### Data records ###

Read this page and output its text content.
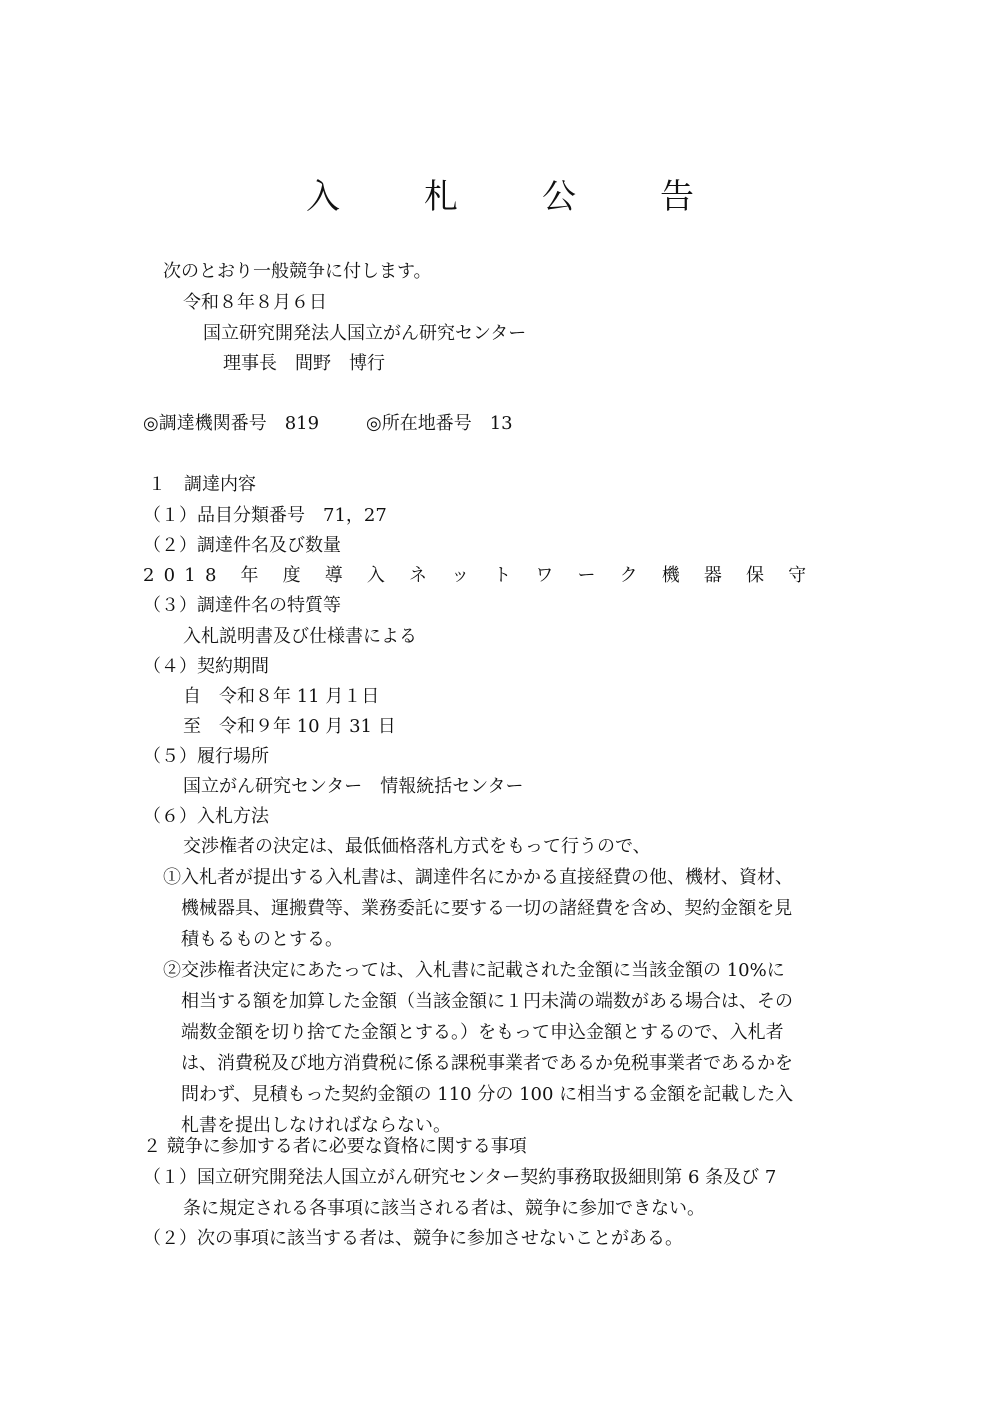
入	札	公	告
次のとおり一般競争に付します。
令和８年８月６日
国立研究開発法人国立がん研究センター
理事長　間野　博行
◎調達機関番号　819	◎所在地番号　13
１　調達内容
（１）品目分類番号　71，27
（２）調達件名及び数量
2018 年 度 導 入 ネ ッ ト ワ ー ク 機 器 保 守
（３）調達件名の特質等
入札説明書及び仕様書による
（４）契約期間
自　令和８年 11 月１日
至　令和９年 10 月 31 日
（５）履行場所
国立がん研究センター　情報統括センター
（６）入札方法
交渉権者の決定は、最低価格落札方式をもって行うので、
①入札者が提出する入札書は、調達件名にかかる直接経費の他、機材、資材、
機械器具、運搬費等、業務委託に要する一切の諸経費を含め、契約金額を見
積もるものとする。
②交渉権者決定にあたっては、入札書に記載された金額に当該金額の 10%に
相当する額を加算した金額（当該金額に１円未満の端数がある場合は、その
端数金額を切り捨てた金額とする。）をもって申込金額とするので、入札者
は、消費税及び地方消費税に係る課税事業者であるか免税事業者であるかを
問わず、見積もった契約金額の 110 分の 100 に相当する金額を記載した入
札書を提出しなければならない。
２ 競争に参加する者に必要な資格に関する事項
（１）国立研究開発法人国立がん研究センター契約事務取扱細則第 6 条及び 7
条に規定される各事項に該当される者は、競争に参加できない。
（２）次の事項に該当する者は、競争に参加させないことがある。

###
### Data records ###

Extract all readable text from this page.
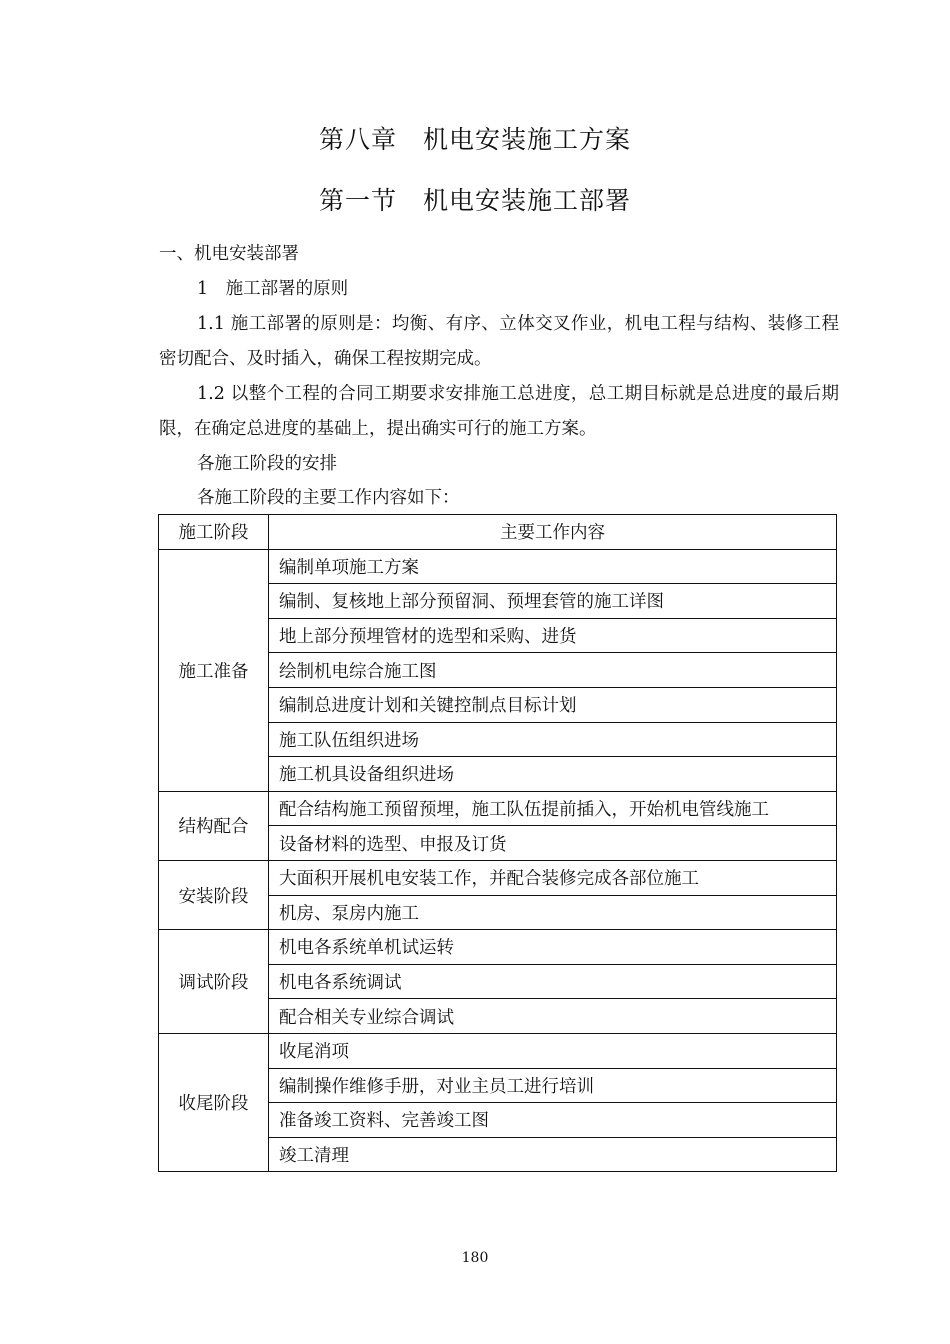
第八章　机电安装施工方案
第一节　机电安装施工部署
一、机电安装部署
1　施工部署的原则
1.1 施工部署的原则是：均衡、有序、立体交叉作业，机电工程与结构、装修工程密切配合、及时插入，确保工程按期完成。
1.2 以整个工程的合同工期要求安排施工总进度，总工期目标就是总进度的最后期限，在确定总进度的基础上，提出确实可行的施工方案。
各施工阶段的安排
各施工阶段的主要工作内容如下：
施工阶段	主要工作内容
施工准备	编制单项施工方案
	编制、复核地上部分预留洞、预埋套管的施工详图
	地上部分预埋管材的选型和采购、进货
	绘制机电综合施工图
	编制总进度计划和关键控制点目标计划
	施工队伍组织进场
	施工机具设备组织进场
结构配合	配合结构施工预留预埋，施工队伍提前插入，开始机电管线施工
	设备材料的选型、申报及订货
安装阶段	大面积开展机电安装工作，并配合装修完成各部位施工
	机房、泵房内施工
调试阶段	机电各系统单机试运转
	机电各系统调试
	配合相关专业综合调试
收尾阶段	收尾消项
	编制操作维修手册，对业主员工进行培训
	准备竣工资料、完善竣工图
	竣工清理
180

###

> Stated task
Gather from the data above every line with the string "text".

> Answer
Read this page and output its text content.
Extract all readable text from this page.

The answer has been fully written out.